**PROBLEM TO SOLVE**
Reproduce the records exactly.
== INPUT FOR THIS TASK ==
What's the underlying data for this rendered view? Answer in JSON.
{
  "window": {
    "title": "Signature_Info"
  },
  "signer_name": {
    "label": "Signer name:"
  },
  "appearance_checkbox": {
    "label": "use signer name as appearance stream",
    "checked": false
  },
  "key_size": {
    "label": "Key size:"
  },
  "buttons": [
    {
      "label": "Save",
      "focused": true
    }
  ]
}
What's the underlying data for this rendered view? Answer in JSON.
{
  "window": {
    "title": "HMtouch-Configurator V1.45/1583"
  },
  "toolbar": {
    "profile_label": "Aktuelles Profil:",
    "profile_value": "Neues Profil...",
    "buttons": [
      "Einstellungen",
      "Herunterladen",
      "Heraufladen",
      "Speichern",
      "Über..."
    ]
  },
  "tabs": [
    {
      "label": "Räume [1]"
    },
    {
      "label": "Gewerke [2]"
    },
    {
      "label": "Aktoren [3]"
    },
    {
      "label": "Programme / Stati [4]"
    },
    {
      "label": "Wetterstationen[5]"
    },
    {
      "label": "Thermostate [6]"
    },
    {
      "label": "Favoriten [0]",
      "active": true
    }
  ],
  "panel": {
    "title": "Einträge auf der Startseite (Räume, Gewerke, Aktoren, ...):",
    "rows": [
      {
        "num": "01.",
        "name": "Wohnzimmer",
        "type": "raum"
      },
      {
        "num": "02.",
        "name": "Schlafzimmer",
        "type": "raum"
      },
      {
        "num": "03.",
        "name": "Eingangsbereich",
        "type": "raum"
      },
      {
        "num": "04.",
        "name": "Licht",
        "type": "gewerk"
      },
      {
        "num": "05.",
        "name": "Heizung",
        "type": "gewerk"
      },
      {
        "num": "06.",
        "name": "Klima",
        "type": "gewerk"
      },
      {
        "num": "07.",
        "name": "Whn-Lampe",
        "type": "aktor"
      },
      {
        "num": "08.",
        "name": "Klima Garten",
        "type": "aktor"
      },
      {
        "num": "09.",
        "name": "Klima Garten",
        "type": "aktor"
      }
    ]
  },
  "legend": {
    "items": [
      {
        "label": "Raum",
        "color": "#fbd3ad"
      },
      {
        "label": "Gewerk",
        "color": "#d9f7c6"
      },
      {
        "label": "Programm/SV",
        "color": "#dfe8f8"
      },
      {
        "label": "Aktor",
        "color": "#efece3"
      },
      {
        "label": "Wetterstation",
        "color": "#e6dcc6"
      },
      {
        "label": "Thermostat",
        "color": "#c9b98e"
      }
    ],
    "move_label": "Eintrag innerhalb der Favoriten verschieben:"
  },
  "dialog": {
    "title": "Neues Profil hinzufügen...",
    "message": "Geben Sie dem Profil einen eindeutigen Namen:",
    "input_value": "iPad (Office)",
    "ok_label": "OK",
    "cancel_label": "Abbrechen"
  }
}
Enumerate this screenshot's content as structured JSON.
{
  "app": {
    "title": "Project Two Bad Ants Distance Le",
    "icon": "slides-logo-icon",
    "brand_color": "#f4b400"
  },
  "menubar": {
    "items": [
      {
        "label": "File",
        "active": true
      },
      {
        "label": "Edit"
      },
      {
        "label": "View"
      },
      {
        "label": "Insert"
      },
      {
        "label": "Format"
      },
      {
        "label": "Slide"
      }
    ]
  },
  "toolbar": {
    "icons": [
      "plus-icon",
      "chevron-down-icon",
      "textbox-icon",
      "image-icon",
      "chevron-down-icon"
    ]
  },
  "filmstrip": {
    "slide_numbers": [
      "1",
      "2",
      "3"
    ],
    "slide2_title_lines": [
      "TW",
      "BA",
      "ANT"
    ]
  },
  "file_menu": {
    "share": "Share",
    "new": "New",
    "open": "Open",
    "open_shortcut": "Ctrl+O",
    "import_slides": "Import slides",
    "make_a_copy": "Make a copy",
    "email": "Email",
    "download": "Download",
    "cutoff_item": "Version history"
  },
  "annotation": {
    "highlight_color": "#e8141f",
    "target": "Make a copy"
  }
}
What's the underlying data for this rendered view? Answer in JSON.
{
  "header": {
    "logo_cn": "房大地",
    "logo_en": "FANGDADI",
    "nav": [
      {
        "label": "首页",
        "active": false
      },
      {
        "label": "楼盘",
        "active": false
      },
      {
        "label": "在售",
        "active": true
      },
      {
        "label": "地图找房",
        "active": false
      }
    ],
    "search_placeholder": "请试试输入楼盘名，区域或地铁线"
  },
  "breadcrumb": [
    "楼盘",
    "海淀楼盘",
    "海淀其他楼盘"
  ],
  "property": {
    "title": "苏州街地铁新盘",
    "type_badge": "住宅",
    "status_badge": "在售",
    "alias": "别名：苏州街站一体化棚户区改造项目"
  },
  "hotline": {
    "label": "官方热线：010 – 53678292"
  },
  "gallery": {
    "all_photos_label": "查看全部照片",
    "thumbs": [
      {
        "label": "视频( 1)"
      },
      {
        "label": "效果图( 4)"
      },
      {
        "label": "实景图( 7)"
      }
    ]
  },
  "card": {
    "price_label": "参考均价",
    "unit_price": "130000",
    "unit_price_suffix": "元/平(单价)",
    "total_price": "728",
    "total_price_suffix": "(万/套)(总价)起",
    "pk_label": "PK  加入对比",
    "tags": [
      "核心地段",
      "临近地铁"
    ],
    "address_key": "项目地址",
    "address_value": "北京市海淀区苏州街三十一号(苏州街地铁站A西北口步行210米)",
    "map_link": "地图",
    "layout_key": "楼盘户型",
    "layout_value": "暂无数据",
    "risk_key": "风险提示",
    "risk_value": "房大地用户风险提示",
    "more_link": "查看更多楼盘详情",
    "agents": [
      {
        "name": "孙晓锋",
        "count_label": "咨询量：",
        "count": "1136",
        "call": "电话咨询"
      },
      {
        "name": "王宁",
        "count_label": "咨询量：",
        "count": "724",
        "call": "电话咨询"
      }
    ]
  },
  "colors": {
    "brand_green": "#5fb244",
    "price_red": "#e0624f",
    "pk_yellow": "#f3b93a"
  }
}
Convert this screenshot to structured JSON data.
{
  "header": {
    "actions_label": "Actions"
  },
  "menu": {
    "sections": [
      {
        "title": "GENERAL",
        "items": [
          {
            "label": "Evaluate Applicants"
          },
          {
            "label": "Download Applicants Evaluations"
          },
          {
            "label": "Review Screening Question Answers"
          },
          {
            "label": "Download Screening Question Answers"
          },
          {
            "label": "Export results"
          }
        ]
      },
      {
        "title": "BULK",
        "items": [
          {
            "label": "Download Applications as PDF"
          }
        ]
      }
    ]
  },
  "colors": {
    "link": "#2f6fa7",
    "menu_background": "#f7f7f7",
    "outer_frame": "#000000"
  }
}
===
**TASK OUTPUT**
What's the underlying data for this rendered view? Answer in JSON.
{
  "window": {
    "title": "Signature_Info"
  },
  "signer_name": {
    "label": "Signer name:"
  },
  "appearance_checkbox": {
    "label": "use signer name as appearance stream",
    "checked": false
  },
  "key_size": {
    "label": "Key size:"
  },
  "buttons": [
    {
      "label": "Save",
      "focused": true
    }
  ]
}
What's the underlying data for this rendered view? Answer in JSON.
{
  "window": {
    "title": "HMtouch-Configurator V1.45/1583"
  },
  "toolbar": {
    "profile_label": "Aktuelles Profil:",
    "profile_value": "Neues Profil...",
    "buttons": [
      "Einstellungen",
      "Herunterladen",
      "Heraufladen",
      "Speichern",
      "Über..."
    ]
  },
  "tabs": [
    {
      "label": "Räume [1]"
    },
    {
      "label": "Gewerke [2]"
    },
    {
      "label": "Aktoren [3]"
    },
    {
      "label": "Programme / Stati [4]"
    },
    {
      "label": "Wetterstationen[5]"
    },
    {
      "label": "Thermostate [6]"
    },
    {
      "label": "Favoriten [0]",
      "active": true
    }
  ],
  "panel": {
    "title": "Einträge auf der Startseite (Räume, Gewerke, Aktoren, ...):",
    "rows": [
      {
        "num": "01.",
        "name": "Wohnzimmer",
        "type": "raum"
      },
      {
        "num": "02.",
        "name": "Schlafzimmer",
        "type": "raum"
      },
      {
        "num": "03.",
        "name": "Eingangsbereich",
        "type": "raum"
      },
      {
        "num": "04.",
        "name": "Licht",
        "type": "gewerk"
      },
      {
        "num": "05.",
        "name": "Heizung",
        "type": "gewerk"
      },
      {
        "num": "06.",
        "name": "Klima",
        "type": "gewerk"
      },
      {
        "num": "07.",
        "name": "Whn-Lampe",
        "type": "aktor"
      },
      {
        "num": "08.",
        "name": "Klima Garten",
        "type": "aktor"
      },
      {
        "num": "09.",
        "name": "Klima Garten",
        "type": "aktor"
      }
    ]
  },
  "legend": {
    "items": [
      {
        "label": "Raum",
        "color": "#fbd3ad"
      },
      {
        "label": "Gewerk",
        "color": "#d9f7c6"
      },
      {
        "label": "Programm/SV",
        "color": "#dfe8f8"
      },
      {
        "label": "Aktor",
        "color": "#efece3"
      },
      {
        "label": "Wetterstation",
        "color": "#e6dcc6"
      },
      {
        "label": "Thermostat",
        "color": "#c9b98e"
      }
    ],
    "move_label": "Eintrag innerhalb der Favoriten verschieben:"
  },
  "dialog": {
    "title": "Neues Profil hinzufügen...",
    "message": "Geben Sie dem Profil einen eindeutigen Namen:",
    "input_value": "iPad (Office)",
    "ok_label": "OK",
    "cancel_label": "Abbrechen"
  }
}
Enumerate this screenshot's content as structured JSON.
{
  "app": {
    "title": "Project Two Bad Ants Distance Le",
    "icon": "slides-logo-icon",
    "brand_color": "#f4b400"
  },
  "menubar": {
    "items": [
      {
        "label": "File",
        "active": true
      },
      {
        "label": "Edit"
      },
      {
        "label": "View"
      },
      {
        "label": "Insert"
      },
      {
        "label": "Format"
      },
      {
        "label": "Slide"
      }
    ]
  },
  "toolbar": {
    "icons": [
      "plus-icon",
      "chevron-down-icon",
      "textbox-icon",
      "image-icon",
      "chevron-down-icon"
    ]
  },
  "filmstrip": {
    "slide_numbers": [
      "1",
      "2",
      "3"
    ],
    "slide2_title_lines": [
      "TW",
      "BA",
      "ANT"
    ]
  },
  "file_menu": {
    "share": "Share",
    "new": "New",
    "open": "Open",
    "open_shortcut": "Ctrl+O",
    "import_slides": "Import slides",
    "make_a_copy": "Make a copy",
    "email": "Email",
    "download": "Download",
    "cutoff_item": "Version history"
  },
  "annotation": {
    "highlight_color": "#e8141f",
    "target": "Make a copy"
  }
}
What's the underlying data for this rendered view? Answer in JSON.
{
  "header": {
    "logo_cn": "房大地",
    "logo_en": "FANGDADI",
    "nav": [
      {
        "label": "首页",
        "active": false
      },
      {
        "label": "楼盘",
        "active": false
      },
      {
        "label": "在售",
        "active": true
      },
      {
        "label": "地图找房",
        "active": false
      }
    ],
    "search_placeholder": "请试试输入楼盘名，区域或地铁线"
  },
  "breadcrumb": [
    "楼盘",
    "海淀楼盘",
    "海淀其他楼盘"
  ],
  "property": {
    "title": "苏州街地铁新盘",
    "type_badge": "住宅",
    "status_badge": "在售",
    "alias": "别名：苏州街站一体化棚户区改造项目"
  },
  "hotline": {
    "label": "官方热线：010 – 53678292"
  },
  "gallery": {
    "all_photos_label": "查看全部照片",
    "thumbs": [
      {
        "label": "视频( 1)"
      },
      {
        "label": "效果图( 4)"
      },
      {
        "label": "实景图( 7)"
      }
    ]
  },
  "card": {
    "price_label": "参考均价",
    "unit_price": "130000",
    "unit_price_suffix": "元/平(单价)",
    "total_price": "728",
    "total_price_suffix": "(万/套)(总价)起",
    "pk_label": "PK  加入对比",
    "tags": [
      "核心地段",
      "临近地铁"
    ],
    "address_key": "项目地址",
    "address_value": "北京市海淀区苏州街三十一号(苏州街地铁站A西北口步行210米)",
    "map_link": "地图",
    "layout_key": "楼盘户型",
    "layout_value": "暂无数据",
    "risk_key": "风险提示",
    "risk_value": "房大地用户风险提示",
    "more_link": "查看更多楼盘详情",
    "agents": [
      {
        "name": "孙晓锋",
        "count_label": "咨询量：",
        "count": "1136",
        "call": "电话咨询"
      },
      {
        "name": "王宁",
        "count_label": "咨询量：",
        "count": "724",
        "call": "电话咨询"
      }
    ]
  },
  "colors": {
    "brand_green": "#5fb244",
    "price_red": "#e0624f",
    "pk_yellow": "#f3b93a"
  }
}
Convert this screenshot to structured JSON data.
{
  "header": {
    "actions_label": "Actions"
  },
  "menu": {
    "sections": [
      {
        "title": "GENERAL",
        "items": [
          {
            "label": "Evaluate Applicants"
          },
          {
            "label": "Download Applicants Evaluations"
          },
          {
            "label": "Review Screening Question Answers"
          },
          {
            "label": "Download Screening Question Answers"
          },
          {
            "label": "Export results"
          }
        ]
      },
      {
        "title": "BULK",
        "items": [
          {
            "label": "Download Applications as PDF"
          }
        ]
      }
    ]
  },
  "colors": {
    "link": "#2f6fa7",
    "menu_background": "#f7f7f7",
    "outer_frame": "#000000"
  }
}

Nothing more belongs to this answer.